# [Problem description]
Only the number is needed: how many lines contain the word "Ertel"?

┌─ Entries supplied

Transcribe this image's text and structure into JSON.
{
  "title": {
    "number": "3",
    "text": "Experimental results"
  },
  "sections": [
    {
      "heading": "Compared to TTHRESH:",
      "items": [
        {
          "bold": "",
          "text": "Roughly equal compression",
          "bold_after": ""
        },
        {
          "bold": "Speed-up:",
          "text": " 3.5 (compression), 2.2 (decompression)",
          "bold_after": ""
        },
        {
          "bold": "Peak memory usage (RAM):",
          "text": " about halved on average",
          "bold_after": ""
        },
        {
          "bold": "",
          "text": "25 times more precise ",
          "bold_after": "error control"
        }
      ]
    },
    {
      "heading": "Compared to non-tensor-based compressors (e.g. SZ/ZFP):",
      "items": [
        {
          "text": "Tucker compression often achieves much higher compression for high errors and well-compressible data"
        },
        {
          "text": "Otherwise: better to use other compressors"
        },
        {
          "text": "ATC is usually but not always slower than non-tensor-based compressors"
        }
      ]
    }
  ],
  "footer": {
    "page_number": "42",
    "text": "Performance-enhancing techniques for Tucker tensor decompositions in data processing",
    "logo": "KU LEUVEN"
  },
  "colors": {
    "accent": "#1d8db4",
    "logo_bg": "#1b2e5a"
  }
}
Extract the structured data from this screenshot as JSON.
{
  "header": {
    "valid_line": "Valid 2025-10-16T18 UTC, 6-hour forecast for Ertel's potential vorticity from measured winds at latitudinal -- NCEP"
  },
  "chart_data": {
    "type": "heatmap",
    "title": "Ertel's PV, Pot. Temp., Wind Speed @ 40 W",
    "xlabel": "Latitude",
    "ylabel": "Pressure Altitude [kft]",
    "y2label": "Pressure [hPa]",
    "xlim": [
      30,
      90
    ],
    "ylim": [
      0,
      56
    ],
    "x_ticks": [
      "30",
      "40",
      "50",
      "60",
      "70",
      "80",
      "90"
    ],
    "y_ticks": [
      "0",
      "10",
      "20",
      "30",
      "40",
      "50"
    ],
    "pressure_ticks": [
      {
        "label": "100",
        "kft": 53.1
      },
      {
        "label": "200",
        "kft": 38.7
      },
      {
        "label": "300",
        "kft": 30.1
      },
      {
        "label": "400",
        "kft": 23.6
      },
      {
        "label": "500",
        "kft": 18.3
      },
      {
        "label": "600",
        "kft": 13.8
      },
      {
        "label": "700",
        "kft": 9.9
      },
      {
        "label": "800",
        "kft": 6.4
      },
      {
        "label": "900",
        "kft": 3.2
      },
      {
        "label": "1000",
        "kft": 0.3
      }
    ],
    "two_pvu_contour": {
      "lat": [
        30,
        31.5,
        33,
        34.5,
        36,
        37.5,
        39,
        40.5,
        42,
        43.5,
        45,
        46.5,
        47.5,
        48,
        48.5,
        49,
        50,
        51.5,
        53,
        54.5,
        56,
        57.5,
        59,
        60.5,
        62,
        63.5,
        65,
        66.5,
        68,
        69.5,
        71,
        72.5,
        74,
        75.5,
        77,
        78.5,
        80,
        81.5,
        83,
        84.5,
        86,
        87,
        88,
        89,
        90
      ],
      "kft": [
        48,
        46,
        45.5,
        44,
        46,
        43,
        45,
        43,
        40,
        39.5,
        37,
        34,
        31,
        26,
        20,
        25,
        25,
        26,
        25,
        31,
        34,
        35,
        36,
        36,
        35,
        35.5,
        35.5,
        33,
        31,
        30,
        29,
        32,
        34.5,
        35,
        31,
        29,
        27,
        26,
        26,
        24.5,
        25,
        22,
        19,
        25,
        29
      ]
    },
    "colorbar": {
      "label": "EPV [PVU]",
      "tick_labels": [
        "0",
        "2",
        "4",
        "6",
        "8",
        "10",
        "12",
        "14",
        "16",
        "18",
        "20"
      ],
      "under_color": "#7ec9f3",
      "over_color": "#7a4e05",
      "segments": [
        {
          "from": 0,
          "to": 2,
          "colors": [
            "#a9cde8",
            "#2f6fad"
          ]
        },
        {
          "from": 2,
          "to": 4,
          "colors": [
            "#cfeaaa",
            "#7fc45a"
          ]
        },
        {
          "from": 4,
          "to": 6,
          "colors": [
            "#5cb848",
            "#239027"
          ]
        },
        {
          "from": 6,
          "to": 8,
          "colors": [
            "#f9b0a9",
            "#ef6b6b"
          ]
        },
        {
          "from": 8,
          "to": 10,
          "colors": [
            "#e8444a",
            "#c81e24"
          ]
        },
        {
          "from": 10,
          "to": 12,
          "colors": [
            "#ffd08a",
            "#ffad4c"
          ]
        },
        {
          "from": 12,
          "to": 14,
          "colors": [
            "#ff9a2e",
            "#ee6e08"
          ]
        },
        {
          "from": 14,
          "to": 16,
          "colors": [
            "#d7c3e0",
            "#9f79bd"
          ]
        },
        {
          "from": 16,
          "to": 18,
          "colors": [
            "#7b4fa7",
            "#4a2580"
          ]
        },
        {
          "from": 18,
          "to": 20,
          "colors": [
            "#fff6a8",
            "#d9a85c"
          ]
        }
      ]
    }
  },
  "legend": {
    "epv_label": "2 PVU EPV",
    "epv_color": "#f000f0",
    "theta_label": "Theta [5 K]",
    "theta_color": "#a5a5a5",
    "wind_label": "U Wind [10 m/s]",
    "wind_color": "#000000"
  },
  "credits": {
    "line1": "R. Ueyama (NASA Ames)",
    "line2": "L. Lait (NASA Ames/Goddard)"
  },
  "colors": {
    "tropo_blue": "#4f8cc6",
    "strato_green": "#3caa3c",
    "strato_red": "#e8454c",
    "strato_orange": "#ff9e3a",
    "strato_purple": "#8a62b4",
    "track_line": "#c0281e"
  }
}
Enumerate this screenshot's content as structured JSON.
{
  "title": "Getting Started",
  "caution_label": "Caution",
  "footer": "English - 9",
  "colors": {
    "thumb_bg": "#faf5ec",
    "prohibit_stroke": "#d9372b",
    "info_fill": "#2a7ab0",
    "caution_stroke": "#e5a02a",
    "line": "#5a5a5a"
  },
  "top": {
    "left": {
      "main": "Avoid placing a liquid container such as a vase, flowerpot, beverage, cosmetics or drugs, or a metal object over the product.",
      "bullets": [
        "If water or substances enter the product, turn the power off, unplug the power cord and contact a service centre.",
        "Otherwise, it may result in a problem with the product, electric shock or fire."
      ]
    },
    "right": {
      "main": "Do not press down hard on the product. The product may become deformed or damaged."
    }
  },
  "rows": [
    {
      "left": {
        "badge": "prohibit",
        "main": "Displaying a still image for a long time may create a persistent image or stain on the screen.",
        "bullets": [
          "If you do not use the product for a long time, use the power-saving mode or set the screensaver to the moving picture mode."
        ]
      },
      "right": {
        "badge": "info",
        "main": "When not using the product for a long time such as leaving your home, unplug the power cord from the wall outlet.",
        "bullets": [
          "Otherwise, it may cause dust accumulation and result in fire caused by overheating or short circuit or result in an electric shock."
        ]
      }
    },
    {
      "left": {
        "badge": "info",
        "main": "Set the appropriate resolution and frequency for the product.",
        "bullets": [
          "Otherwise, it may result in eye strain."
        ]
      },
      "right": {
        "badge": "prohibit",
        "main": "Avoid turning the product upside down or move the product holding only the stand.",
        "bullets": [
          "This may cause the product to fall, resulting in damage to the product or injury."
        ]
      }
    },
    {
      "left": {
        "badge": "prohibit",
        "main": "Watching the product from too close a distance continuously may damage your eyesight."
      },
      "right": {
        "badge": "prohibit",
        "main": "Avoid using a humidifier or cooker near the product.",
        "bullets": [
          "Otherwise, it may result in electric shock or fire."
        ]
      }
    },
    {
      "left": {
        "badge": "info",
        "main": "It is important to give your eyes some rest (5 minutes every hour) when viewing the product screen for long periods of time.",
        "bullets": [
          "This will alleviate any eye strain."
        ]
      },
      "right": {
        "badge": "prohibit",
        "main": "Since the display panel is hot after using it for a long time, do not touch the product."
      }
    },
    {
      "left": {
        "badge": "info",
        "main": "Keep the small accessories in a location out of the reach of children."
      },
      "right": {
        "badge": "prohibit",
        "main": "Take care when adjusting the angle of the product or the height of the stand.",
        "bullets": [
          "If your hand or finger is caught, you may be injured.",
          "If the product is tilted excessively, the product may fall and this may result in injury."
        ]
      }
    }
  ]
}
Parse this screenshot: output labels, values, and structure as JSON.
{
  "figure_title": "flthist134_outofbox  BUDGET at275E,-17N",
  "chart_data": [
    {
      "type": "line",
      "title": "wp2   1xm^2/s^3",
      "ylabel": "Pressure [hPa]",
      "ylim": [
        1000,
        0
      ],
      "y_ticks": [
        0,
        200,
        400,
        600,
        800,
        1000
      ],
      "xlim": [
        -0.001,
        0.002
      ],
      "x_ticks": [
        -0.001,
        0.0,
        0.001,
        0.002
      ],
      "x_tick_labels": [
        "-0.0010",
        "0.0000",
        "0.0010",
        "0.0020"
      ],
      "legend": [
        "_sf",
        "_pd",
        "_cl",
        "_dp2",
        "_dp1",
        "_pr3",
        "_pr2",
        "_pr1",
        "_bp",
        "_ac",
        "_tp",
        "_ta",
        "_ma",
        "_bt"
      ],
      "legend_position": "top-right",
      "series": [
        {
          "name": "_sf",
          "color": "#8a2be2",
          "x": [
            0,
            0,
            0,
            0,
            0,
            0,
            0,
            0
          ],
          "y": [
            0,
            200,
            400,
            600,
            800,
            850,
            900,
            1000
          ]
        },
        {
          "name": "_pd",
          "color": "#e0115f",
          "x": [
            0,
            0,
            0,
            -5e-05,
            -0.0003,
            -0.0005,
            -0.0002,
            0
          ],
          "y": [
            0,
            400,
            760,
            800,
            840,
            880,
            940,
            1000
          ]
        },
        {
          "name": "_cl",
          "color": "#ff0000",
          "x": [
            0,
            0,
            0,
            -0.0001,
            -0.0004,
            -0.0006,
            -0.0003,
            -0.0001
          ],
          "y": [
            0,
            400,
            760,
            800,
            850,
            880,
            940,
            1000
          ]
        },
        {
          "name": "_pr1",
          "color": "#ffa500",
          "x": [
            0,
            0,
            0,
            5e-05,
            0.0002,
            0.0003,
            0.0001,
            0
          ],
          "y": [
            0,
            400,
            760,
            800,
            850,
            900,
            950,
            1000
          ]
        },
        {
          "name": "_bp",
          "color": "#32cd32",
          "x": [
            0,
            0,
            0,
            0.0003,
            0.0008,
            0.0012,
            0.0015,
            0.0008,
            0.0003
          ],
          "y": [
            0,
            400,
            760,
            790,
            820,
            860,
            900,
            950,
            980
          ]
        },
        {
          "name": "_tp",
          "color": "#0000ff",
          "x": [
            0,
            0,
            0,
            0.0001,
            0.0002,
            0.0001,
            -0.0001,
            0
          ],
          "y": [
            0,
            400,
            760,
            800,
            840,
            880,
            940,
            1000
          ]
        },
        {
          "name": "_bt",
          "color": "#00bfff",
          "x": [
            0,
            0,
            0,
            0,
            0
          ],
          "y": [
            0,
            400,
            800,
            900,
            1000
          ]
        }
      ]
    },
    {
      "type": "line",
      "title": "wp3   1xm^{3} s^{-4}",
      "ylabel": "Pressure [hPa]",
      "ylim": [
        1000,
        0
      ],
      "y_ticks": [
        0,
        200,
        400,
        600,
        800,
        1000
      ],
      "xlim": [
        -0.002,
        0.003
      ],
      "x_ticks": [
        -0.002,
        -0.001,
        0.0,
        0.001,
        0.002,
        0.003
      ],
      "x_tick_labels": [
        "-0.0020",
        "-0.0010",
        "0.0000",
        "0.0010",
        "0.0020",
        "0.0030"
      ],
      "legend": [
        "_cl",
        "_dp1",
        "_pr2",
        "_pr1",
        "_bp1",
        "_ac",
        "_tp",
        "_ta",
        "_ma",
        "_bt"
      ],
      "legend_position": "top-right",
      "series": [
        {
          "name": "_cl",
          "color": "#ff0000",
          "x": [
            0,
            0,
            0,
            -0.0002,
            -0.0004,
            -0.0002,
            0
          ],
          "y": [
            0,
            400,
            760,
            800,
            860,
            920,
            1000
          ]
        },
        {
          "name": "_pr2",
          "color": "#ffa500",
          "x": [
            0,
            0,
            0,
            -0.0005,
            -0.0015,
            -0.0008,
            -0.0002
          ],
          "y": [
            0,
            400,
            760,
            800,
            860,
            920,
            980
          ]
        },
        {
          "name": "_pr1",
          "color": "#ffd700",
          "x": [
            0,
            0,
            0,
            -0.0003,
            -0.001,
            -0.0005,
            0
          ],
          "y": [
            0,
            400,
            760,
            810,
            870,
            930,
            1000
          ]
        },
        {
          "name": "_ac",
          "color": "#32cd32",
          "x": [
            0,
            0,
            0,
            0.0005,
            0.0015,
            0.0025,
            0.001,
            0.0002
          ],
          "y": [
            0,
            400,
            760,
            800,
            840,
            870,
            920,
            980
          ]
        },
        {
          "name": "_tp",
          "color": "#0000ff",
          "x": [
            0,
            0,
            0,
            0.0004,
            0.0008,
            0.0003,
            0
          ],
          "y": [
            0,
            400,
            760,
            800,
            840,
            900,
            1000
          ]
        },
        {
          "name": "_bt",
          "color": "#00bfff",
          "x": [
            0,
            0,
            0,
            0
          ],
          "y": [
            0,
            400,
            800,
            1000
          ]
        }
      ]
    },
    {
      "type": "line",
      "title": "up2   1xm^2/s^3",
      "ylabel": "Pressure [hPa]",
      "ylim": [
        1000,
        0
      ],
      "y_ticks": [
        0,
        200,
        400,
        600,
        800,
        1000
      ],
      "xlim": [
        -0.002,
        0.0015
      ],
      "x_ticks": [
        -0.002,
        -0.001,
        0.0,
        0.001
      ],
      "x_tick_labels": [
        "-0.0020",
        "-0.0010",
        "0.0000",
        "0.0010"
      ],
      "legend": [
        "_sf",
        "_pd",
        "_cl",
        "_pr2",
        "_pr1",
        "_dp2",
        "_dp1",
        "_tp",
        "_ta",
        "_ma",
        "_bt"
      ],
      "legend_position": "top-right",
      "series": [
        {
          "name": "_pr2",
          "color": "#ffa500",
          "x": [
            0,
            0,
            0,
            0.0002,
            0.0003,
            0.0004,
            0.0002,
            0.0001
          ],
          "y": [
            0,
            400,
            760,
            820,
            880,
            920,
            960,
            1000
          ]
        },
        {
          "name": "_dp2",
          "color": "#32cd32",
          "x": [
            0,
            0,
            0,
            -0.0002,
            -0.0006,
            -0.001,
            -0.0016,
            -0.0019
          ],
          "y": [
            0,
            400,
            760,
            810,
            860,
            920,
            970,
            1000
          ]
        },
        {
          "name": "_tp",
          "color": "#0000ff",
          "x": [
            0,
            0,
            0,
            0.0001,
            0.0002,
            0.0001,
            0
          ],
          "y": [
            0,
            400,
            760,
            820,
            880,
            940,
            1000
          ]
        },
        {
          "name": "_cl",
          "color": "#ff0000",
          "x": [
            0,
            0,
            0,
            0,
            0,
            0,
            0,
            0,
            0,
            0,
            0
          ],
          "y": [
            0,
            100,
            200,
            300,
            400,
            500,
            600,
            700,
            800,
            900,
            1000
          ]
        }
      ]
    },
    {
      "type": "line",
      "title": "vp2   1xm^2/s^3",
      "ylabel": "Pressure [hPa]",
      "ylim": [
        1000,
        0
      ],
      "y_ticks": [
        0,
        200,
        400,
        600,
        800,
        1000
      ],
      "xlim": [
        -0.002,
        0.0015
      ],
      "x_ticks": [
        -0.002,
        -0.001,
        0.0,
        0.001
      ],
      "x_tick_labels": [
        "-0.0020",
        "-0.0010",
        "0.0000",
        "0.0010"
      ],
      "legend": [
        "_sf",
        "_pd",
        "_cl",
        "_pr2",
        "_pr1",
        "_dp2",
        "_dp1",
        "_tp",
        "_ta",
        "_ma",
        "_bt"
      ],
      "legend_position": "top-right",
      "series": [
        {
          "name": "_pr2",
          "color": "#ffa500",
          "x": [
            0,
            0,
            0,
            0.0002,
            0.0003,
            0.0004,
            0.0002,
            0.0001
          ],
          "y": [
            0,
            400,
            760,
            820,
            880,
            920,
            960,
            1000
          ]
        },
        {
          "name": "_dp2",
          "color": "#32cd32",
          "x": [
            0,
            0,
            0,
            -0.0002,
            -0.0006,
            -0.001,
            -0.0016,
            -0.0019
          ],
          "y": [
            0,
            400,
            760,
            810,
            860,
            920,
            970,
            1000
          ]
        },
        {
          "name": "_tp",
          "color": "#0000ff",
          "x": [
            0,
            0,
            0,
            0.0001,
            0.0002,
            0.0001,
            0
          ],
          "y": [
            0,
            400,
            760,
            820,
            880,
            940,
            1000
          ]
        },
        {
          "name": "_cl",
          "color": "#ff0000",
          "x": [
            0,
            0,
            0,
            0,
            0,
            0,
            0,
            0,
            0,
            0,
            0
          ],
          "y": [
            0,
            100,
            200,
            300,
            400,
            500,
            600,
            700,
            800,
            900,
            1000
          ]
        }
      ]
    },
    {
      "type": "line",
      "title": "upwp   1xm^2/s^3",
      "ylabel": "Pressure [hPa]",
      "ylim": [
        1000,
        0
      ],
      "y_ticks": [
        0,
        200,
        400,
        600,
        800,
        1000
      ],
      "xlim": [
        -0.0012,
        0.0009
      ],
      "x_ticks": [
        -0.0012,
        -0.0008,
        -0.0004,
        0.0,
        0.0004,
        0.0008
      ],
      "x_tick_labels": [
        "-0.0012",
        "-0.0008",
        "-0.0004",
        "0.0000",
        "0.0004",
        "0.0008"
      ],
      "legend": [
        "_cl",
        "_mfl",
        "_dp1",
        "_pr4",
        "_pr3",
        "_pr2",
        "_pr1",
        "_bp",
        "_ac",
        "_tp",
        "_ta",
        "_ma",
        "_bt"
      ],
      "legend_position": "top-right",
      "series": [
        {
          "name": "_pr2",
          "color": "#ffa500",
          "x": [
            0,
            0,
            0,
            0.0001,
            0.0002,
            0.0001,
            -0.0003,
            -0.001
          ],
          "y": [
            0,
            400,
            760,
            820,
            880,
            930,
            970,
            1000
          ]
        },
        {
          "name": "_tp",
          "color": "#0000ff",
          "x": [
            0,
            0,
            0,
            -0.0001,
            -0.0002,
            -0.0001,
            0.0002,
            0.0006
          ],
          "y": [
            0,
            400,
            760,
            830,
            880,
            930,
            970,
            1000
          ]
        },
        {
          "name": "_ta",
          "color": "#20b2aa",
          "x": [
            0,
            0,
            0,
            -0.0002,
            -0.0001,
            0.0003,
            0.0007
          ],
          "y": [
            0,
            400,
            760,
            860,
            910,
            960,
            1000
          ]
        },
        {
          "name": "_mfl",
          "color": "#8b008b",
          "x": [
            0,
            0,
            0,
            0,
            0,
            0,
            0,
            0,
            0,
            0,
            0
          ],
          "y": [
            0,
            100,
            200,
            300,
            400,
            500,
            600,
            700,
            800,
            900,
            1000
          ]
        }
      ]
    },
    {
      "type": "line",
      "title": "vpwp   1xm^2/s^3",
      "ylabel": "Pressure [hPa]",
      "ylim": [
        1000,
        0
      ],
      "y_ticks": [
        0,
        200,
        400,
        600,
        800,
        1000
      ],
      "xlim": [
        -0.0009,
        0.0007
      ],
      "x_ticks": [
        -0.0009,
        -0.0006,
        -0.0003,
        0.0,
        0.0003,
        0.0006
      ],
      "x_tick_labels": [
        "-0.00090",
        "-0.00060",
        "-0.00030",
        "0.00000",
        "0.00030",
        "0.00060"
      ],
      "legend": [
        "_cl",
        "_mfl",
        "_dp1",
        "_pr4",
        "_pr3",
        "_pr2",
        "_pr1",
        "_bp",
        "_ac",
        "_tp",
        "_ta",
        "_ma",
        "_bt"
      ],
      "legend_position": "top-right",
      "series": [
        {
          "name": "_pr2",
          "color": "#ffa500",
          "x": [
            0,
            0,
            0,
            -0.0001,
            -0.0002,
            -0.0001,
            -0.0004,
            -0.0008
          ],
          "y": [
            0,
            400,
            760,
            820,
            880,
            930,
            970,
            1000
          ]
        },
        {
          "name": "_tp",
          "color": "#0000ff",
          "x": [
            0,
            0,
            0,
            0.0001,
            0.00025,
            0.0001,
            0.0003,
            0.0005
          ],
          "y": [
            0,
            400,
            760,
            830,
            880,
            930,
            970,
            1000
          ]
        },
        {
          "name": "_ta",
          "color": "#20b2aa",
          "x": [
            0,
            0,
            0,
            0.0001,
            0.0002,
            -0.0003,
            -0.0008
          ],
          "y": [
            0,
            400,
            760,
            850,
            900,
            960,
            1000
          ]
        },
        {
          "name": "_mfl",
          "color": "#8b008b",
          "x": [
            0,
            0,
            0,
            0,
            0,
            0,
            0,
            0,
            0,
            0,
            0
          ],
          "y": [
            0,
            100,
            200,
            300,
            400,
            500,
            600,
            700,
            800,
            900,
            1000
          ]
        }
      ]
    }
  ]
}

└─

# [Result for this task]
2